— Start —
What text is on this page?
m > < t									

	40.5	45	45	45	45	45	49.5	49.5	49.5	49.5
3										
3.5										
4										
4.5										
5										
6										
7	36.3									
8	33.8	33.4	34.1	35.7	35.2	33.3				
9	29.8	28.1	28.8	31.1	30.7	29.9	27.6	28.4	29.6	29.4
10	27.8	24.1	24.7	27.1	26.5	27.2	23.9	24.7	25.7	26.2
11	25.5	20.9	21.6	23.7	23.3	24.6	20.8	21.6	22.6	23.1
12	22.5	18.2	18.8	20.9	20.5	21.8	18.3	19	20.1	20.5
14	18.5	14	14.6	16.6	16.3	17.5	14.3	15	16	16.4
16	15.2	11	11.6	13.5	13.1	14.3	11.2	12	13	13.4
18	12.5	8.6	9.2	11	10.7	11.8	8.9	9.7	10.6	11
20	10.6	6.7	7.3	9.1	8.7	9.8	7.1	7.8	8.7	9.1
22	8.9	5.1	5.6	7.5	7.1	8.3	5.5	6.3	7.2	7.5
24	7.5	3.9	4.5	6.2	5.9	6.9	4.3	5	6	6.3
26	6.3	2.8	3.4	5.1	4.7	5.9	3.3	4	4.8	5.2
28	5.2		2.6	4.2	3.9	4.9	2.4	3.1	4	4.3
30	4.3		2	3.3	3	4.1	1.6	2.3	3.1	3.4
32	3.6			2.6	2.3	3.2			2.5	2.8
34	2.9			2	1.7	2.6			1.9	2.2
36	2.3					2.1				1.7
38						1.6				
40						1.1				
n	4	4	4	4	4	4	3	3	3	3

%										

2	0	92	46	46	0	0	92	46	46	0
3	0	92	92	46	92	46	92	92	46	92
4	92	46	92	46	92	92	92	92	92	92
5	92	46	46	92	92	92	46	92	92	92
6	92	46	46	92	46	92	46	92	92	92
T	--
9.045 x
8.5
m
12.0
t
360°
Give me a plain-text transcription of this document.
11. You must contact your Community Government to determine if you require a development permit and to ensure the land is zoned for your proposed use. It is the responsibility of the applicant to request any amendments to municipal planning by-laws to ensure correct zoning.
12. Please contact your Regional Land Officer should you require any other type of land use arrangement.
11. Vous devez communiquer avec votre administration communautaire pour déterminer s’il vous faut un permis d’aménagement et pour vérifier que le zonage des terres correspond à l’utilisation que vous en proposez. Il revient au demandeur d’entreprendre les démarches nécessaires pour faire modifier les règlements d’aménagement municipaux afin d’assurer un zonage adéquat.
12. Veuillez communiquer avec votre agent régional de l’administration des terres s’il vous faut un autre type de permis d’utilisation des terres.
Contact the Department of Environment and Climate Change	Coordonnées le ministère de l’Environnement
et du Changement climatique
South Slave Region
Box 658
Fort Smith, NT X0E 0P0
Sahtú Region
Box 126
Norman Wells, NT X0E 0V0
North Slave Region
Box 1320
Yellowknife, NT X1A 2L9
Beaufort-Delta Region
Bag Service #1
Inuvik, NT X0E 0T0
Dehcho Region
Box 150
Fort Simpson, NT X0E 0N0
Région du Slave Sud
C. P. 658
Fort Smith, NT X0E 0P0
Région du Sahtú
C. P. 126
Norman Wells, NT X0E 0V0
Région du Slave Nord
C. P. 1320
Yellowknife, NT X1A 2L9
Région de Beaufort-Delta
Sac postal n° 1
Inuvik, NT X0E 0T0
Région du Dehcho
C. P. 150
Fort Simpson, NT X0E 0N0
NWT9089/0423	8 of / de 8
— End —
▶ **WORK REQUIRED**:
Using the listing above, list every line in which the string "this" occurs.

▶ **THE REPLY**:
What text is on this page?
Give me a plain-text transcription of this document.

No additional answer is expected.